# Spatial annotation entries
/---

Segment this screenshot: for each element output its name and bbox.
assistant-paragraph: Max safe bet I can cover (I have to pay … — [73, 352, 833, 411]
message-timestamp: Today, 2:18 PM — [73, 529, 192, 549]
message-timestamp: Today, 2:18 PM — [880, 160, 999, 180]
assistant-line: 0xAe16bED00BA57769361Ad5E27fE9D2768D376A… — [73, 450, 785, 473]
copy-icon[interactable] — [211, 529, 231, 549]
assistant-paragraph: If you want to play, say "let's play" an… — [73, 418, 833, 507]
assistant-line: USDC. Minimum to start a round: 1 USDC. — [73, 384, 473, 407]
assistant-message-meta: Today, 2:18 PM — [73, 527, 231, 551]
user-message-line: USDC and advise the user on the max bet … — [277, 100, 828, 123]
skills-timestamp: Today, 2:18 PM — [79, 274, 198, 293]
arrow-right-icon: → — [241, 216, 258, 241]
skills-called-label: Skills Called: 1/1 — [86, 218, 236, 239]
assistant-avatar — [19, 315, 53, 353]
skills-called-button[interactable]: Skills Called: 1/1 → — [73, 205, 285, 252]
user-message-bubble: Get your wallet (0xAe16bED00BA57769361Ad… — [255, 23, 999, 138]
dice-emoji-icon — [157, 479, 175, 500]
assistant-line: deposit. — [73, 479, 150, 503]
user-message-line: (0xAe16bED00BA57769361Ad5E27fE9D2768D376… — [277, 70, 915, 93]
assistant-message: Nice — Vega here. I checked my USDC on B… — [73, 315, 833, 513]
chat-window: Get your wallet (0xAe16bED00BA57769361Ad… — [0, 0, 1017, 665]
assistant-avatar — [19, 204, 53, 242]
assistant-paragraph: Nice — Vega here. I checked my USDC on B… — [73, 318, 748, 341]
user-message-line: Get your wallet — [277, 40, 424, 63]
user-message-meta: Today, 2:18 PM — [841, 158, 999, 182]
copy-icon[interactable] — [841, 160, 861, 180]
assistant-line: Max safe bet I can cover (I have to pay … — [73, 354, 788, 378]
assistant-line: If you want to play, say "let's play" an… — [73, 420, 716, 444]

\---

Please lay out the entries as a numbered list, from the first line through the line containing "message-timestamp: Today, 2:18 PM — [880, 160, 999, 180]", inclusive, and omit any blank lines.

# Full output
1. Segment this screenshot: for each element output its name and bbox.
2. assistant-paragraph: Max safe bet I can cover (I have to pay … — [73, 352, 833, 411]
3. message-timestamp: Today, 2:18 PM — [73, 529, 192, 549]
4. message-timestamp: Today, 2:18 PM — [880, 160, 999, 180]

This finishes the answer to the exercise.